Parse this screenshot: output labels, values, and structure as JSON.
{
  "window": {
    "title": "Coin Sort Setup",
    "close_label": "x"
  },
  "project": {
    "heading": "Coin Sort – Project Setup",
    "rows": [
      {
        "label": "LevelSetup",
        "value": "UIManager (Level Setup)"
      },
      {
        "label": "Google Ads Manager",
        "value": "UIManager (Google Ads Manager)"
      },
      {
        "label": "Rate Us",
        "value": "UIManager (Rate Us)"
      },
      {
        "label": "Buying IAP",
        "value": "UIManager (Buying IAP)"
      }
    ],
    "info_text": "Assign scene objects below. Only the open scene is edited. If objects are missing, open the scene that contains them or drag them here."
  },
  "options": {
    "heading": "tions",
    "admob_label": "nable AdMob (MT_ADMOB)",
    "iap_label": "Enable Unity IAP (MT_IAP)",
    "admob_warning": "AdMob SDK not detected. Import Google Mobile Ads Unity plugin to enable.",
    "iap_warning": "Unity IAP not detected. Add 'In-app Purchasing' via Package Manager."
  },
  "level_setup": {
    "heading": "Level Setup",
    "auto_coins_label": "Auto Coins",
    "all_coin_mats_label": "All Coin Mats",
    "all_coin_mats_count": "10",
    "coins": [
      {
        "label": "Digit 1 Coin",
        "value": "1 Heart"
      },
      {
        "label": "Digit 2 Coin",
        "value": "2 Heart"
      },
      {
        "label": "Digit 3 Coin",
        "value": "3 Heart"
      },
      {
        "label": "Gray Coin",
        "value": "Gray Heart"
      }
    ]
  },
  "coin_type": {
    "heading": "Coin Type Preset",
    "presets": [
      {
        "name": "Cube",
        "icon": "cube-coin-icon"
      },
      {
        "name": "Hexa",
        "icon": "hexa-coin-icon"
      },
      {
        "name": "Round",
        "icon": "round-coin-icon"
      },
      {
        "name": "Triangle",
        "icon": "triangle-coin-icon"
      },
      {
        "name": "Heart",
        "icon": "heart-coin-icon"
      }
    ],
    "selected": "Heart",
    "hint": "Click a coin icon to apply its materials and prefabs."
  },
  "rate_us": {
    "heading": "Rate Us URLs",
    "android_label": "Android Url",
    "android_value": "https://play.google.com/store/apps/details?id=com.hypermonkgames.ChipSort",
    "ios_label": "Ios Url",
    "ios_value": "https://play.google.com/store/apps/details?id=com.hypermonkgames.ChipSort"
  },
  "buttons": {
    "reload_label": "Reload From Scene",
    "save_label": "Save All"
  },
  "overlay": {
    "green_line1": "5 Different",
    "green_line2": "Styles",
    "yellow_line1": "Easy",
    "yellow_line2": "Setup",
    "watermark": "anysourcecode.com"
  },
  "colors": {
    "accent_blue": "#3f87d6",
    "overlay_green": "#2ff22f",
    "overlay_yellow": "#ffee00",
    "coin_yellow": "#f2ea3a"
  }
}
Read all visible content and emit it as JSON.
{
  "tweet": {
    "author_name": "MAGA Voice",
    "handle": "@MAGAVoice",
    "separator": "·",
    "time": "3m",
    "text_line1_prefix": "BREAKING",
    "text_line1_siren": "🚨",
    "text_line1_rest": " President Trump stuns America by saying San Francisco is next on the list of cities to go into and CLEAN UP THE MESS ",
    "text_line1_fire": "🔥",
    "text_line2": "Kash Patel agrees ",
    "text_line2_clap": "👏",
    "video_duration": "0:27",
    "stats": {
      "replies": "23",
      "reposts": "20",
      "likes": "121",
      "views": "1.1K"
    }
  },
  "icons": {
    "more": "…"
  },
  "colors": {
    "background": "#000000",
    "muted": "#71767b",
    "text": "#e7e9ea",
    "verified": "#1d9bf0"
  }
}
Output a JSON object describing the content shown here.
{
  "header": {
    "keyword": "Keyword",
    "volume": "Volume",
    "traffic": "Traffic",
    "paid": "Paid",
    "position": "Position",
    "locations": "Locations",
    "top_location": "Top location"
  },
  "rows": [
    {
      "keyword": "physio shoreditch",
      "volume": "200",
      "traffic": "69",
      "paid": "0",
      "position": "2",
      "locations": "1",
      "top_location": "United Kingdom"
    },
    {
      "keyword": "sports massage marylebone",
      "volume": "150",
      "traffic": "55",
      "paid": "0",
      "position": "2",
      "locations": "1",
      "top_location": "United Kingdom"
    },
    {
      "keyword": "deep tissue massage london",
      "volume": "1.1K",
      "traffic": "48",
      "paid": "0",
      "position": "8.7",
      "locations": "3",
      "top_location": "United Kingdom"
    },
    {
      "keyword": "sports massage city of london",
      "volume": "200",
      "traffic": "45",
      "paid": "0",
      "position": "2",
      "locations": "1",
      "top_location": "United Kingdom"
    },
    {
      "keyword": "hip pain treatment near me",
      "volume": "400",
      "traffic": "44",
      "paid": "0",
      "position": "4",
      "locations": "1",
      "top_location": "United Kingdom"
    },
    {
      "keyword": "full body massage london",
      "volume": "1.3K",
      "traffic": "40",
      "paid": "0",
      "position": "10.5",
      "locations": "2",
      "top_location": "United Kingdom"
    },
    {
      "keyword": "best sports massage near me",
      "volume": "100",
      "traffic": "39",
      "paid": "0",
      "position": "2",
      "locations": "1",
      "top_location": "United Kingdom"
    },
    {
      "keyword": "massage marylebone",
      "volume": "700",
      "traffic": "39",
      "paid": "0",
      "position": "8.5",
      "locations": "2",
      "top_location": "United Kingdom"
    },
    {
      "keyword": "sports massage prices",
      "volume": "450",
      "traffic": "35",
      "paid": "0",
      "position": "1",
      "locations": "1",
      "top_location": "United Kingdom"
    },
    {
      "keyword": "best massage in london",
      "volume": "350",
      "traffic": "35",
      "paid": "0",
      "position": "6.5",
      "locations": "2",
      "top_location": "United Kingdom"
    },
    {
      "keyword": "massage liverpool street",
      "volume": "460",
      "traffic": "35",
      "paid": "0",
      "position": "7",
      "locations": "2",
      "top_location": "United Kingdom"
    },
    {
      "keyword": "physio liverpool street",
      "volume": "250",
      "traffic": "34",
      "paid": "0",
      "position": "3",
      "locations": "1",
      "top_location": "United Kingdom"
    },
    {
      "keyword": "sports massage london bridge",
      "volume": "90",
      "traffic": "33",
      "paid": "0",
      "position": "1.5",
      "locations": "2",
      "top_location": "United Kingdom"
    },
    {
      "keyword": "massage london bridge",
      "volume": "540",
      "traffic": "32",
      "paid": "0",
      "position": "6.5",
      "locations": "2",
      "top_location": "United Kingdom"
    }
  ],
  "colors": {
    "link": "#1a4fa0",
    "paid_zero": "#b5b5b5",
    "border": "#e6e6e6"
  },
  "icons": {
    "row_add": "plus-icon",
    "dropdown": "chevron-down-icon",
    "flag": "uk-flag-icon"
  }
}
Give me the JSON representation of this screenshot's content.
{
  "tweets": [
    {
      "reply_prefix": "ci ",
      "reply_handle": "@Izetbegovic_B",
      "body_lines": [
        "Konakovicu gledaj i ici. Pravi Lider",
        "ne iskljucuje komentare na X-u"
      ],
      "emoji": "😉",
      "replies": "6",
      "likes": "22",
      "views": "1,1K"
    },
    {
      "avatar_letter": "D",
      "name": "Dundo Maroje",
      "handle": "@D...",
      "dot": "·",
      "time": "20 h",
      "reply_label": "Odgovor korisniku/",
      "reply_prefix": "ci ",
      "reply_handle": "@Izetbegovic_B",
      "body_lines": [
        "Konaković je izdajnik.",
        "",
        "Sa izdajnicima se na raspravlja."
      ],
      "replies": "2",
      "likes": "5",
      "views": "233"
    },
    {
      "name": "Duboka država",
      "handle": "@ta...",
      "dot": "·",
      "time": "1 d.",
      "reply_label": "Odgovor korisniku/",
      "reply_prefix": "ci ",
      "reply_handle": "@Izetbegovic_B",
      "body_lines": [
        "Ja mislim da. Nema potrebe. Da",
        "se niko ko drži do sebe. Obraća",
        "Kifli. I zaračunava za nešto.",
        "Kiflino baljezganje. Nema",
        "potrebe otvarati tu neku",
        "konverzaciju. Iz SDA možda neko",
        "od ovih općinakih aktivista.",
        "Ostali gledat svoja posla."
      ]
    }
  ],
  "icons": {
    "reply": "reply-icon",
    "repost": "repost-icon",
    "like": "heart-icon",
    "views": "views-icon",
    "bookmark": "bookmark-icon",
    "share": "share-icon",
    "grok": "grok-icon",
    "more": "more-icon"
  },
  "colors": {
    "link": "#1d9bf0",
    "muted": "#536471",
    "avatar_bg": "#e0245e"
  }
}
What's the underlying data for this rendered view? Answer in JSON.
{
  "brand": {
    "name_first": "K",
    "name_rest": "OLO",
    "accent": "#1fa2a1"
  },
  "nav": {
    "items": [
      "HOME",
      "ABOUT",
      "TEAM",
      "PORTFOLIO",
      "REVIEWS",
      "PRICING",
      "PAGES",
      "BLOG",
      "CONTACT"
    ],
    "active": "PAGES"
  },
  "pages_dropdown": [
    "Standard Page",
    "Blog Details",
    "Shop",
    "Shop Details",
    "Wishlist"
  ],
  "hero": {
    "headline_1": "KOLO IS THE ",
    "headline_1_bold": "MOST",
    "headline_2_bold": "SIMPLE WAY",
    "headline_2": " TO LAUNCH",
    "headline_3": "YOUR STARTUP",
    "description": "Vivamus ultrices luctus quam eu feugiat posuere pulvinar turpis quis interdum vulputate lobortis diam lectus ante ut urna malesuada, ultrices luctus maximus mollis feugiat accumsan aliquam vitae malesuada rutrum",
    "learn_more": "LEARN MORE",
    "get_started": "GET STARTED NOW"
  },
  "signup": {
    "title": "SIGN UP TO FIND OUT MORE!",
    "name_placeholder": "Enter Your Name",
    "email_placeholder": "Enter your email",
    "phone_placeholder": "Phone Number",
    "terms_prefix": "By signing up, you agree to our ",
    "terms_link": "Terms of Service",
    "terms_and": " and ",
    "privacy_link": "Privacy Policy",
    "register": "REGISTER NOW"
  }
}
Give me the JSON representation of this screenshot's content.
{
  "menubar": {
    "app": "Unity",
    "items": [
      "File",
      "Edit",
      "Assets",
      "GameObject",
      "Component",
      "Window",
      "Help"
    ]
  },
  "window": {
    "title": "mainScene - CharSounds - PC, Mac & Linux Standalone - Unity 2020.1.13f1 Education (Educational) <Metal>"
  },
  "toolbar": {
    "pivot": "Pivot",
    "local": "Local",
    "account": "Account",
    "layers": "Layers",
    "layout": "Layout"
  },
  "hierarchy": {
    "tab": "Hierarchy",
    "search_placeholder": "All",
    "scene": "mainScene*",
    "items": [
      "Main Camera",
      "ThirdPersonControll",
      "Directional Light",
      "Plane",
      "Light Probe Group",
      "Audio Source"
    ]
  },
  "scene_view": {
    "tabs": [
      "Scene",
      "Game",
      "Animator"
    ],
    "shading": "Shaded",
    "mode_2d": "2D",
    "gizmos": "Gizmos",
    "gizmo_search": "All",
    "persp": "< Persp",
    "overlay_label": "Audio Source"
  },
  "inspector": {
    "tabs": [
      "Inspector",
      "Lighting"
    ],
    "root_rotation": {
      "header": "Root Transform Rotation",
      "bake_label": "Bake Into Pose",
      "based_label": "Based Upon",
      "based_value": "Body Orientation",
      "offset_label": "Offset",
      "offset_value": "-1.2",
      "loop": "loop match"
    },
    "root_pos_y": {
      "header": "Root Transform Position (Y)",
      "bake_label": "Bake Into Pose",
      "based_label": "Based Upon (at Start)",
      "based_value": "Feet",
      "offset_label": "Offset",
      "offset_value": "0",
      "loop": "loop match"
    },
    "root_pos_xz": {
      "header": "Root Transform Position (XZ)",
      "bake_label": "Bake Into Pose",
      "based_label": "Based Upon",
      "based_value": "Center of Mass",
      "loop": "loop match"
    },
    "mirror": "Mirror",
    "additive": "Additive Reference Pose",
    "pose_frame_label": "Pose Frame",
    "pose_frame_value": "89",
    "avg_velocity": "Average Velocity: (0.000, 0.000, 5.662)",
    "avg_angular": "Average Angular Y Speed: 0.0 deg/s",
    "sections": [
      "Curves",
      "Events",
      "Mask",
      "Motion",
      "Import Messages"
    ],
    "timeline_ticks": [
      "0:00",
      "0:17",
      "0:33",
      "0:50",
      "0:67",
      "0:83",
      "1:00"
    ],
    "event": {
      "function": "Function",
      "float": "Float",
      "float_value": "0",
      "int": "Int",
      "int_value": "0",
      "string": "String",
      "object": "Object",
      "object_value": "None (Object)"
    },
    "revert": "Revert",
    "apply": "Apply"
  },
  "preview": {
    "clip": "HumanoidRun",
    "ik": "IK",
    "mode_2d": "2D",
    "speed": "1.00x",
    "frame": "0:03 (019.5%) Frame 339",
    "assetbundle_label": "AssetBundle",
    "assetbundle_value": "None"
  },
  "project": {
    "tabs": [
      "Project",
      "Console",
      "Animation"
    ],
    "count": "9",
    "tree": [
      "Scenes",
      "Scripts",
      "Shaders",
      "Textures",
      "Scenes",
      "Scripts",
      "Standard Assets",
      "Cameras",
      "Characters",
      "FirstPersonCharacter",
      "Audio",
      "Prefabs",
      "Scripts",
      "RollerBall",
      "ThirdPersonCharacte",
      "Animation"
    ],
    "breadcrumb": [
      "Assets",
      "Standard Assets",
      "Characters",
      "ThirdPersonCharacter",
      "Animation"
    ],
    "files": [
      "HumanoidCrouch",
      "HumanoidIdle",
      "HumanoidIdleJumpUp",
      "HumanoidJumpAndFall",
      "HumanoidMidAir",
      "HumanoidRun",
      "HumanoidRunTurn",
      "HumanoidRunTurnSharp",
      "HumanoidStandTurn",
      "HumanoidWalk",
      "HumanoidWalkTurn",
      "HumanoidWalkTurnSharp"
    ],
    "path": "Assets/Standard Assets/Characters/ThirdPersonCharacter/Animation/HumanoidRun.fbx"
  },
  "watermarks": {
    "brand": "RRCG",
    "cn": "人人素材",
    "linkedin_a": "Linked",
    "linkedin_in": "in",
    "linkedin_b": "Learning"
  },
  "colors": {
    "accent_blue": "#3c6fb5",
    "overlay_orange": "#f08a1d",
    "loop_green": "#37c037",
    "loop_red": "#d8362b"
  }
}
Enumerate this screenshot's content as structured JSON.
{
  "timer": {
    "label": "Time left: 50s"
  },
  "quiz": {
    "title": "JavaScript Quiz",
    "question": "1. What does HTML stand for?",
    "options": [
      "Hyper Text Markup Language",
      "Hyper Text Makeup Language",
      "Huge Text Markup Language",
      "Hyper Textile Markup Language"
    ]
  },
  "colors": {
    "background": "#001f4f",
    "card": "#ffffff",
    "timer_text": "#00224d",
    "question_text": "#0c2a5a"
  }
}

- - -

Directions: Starting at the line that contains "Enumerate this screenshot's", output each remaining line of the listing, the last line included, exactly as it appears.

Response for this exercise:
Enumerate this screenshot's content as structured JSON.
{
  "timer": {
    "label": "Time left: 50s"
  },
  "quiz": {
    "title": "JavaScript Quiz",
    "question": "1. What does HTML stand for?",
    "options": [
      "Hyper Text Markup Language",
      "Hyper Text Makeup Language",
      "Huge Text Markup Language",
      "Hyper Textile Markup Language"
    ]
  },
  "colors": {
    "background": "#001f4f",
    "card": "#ffffff",
    "timer_text": "#00224d",
    "question_text": "#0c2a5a"
  }
}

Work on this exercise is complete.